Berlin. Was für ein flammendes Statement: Die muslimische Bundeswehr-Soldatin Nariman Reinke appelliert auf Facebook an die Willkommenskultur.

Die Debatte um Angela Merkels Flüchtlingspolitik ist seit der Silvesternacht von Köln neu entbrannt. Immer mehr Menschen in Deutschland, laut aktuellen Umfragen erstmals sogar mehr als die Hälfte der Deutschen, sehen in der Tatsache, dass an den massenhaften Übergriffen in der Domstadt auch Asylbewerber beteiligt waren, den Beweis dafür, dass der Kurs der Bundesregierung ein falscher ist. Da dürfte der Facebook-Post von Nariman Reinke der Kanzlerin richtig gut tun. Auf Facebook hat die muslimische Bundeswehr-Soldatin mit marokkanischen Wurzeln einen flammenden Appell an die Willkommenskultur gehalten. Das wohl bewegendste Statement dieser Art in der neu angeheizten Debatte.

ÜBUNGSAUFGABE
Gib aus dem Auszug den Abschnitt wörtlich wieder, der mit den Worten „Die Debatte um“ beginnt und mit „neu angeheizten Debatte.“ endet. Die Auflistung ist für die Bearbeitung ohne Belang.

AUFLISTUNG
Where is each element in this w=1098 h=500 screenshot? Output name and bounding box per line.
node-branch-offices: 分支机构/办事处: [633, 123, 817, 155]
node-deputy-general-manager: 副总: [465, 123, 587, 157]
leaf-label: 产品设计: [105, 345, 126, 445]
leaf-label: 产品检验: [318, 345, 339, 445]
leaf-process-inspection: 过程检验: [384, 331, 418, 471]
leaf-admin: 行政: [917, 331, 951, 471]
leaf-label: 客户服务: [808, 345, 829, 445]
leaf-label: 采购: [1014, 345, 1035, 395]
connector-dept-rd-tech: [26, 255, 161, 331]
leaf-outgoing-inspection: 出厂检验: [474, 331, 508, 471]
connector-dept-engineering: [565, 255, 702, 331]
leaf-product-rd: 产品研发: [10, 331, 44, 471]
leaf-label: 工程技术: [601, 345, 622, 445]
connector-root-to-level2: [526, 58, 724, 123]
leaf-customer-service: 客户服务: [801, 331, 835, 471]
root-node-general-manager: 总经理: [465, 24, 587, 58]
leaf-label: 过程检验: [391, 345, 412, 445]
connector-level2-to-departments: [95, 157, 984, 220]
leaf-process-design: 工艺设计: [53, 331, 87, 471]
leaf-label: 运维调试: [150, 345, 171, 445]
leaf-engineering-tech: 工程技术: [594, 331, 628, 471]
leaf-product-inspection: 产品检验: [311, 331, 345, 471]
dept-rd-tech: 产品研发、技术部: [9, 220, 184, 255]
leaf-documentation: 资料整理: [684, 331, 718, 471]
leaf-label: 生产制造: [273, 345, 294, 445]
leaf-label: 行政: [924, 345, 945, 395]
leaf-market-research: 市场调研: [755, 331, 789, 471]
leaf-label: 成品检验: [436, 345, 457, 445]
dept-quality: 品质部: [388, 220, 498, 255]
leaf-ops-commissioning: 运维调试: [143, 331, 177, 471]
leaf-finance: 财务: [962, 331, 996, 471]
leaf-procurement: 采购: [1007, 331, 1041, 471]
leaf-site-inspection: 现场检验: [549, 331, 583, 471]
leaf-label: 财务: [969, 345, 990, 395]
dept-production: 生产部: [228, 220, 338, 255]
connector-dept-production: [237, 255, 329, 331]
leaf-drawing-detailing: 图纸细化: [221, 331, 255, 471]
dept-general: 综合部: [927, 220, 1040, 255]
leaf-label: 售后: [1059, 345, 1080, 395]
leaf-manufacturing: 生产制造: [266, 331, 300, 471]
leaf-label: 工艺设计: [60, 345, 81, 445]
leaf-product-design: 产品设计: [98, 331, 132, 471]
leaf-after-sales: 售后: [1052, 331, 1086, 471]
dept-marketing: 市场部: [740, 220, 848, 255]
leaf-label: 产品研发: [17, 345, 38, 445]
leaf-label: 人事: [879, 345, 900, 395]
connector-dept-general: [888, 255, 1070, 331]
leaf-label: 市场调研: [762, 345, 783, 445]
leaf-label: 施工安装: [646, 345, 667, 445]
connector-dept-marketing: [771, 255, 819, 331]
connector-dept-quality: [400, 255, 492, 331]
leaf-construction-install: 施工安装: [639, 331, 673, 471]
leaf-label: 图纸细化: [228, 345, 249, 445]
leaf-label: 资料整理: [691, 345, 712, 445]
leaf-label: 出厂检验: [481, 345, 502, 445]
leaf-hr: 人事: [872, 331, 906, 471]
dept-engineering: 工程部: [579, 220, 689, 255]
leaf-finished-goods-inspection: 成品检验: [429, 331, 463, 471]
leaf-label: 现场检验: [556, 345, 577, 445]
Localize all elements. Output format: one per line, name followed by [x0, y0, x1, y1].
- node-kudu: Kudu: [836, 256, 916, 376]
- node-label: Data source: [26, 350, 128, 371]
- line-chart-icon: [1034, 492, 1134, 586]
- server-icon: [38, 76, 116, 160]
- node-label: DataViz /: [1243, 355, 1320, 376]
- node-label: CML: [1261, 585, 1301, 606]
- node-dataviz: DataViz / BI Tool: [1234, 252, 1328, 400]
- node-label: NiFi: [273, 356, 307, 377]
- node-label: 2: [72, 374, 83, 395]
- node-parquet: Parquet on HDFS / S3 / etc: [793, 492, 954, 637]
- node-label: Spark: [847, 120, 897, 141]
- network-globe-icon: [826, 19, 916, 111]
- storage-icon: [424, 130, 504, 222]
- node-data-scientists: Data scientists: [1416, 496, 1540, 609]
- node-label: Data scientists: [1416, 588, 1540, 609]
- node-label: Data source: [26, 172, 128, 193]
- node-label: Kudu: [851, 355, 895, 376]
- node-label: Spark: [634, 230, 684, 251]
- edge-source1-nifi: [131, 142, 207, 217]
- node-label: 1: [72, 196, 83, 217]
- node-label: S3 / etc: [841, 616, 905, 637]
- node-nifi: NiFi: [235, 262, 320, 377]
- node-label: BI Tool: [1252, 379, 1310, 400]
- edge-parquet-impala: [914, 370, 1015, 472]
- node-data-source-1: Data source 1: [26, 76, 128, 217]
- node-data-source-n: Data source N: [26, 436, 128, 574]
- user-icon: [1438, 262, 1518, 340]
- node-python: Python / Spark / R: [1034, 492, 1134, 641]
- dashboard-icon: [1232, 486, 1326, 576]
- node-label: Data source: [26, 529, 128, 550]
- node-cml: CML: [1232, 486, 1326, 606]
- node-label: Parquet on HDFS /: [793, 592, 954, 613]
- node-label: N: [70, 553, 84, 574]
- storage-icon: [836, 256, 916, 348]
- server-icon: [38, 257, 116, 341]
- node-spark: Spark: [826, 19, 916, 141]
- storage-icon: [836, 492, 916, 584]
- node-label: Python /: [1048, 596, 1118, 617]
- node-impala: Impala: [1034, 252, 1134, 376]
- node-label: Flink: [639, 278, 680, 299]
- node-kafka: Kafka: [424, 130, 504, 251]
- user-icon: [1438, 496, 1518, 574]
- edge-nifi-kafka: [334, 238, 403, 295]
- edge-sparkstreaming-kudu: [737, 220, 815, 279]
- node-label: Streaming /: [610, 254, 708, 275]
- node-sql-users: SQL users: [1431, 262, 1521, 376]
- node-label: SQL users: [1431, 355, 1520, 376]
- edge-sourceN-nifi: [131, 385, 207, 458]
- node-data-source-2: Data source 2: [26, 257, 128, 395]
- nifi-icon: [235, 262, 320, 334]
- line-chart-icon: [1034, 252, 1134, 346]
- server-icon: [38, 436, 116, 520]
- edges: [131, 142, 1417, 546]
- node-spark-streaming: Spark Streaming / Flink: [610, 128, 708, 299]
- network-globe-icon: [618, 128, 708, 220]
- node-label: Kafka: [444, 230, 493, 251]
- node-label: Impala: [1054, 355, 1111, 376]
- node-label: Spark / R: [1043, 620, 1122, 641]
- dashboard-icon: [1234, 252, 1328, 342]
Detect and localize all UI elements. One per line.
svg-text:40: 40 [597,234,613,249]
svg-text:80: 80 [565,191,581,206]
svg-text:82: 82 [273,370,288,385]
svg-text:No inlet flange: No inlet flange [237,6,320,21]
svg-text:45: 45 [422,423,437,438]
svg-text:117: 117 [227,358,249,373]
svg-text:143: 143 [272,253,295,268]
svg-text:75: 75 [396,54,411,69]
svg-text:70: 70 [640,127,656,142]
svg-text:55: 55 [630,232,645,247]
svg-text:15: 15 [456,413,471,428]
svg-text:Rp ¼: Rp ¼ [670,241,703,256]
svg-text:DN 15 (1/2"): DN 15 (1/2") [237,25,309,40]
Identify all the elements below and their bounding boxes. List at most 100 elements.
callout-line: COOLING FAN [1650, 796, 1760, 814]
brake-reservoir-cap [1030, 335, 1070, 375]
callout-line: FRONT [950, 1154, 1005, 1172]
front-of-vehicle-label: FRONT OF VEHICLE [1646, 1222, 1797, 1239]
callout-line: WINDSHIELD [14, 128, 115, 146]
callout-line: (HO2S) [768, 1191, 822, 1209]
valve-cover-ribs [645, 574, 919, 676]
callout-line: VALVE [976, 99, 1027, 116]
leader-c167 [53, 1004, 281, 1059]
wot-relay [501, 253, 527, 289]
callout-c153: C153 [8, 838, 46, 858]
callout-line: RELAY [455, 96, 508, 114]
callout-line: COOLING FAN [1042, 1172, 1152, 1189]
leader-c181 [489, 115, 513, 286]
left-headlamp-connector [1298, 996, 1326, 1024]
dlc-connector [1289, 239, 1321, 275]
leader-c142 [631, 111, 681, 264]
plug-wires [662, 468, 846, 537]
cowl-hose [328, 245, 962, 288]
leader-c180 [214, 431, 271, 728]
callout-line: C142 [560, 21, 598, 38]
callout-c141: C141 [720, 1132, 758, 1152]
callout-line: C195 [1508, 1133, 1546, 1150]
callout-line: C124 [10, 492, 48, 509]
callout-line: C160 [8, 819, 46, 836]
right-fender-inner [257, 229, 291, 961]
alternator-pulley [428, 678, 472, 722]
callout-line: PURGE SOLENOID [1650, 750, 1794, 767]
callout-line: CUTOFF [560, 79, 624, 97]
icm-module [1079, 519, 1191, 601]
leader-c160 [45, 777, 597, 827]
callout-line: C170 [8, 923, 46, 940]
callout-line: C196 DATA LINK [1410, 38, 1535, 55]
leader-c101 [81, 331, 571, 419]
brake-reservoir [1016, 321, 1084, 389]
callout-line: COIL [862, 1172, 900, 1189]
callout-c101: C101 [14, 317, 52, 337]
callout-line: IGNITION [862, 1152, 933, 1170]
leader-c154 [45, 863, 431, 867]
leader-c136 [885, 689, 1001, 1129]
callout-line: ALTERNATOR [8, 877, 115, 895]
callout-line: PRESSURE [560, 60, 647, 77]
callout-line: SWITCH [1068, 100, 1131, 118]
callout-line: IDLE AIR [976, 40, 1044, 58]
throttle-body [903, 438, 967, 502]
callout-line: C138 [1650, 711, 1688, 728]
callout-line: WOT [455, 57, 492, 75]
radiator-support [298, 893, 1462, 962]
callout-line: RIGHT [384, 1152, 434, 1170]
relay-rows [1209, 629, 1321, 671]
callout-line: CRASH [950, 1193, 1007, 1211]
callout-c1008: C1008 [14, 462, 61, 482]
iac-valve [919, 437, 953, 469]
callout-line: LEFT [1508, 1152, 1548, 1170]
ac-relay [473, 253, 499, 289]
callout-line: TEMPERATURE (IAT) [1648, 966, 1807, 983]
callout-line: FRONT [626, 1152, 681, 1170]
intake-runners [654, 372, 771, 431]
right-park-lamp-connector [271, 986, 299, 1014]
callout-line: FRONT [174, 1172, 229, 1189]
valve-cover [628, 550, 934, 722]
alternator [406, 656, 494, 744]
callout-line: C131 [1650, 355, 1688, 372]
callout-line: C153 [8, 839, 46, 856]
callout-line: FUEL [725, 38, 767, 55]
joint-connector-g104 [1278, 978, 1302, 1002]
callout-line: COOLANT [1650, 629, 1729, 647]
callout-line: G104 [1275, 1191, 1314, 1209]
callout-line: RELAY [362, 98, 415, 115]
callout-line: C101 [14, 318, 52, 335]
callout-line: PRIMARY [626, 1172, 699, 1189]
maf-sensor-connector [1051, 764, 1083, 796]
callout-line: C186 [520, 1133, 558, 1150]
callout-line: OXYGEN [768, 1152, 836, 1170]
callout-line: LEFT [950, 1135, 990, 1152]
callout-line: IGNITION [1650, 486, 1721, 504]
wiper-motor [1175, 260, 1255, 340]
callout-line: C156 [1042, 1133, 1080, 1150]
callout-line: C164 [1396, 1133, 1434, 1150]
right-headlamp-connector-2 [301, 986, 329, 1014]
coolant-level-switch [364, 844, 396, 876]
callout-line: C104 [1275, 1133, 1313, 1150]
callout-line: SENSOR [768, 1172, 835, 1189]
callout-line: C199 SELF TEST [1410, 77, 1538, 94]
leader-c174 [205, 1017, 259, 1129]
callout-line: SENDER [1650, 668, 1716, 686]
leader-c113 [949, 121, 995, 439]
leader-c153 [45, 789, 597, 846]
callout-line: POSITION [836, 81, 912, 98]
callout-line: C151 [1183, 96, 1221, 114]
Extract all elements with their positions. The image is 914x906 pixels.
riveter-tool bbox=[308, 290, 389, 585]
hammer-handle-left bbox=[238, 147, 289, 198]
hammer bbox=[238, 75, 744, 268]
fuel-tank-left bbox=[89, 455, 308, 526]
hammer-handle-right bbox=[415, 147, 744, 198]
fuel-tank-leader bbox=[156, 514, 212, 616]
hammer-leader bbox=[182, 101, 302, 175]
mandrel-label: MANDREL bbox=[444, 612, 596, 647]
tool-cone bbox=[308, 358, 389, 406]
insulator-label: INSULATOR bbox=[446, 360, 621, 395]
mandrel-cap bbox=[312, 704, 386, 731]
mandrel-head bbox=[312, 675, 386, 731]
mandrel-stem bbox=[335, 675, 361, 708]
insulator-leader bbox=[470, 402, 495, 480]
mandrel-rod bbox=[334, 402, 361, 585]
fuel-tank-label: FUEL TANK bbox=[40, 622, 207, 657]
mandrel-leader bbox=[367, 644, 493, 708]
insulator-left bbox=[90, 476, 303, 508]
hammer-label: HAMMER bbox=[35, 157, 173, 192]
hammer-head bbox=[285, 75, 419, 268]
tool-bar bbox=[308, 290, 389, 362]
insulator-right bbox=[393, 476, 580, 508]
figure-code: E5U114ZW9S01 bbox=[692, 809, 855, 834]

LÖSUNG
Die Debatte um Angela Merkels Flüchtlingspolitik ist seit der Silvesternacht von Köln neu entbrannt. Immer mehr Menschen in Deutschland, laut aktuellen Umfragen erstmals sogar mehr als die Hälfte der Deutschen, sehen in der Tatsache, dass an den massenhaften Übergriffen in der Domstadt auch Asylbewerber beteiligt waren, den Beweis dafür, dass der Kurs der Bundesregierung ein falscher ist. Da dürfte der Facebook-Post von Nariman Reinke der Kanzlerin richtig gut tun. Auf Facebook hat die muslimische Bundeswehr-Soldatin mit marokkanischen Wurzeln einen flammenden Appell an die Willkommenskultur gehalten. Das wohl bewegendste Statement dieser Art in der neu angeheizten Debatte.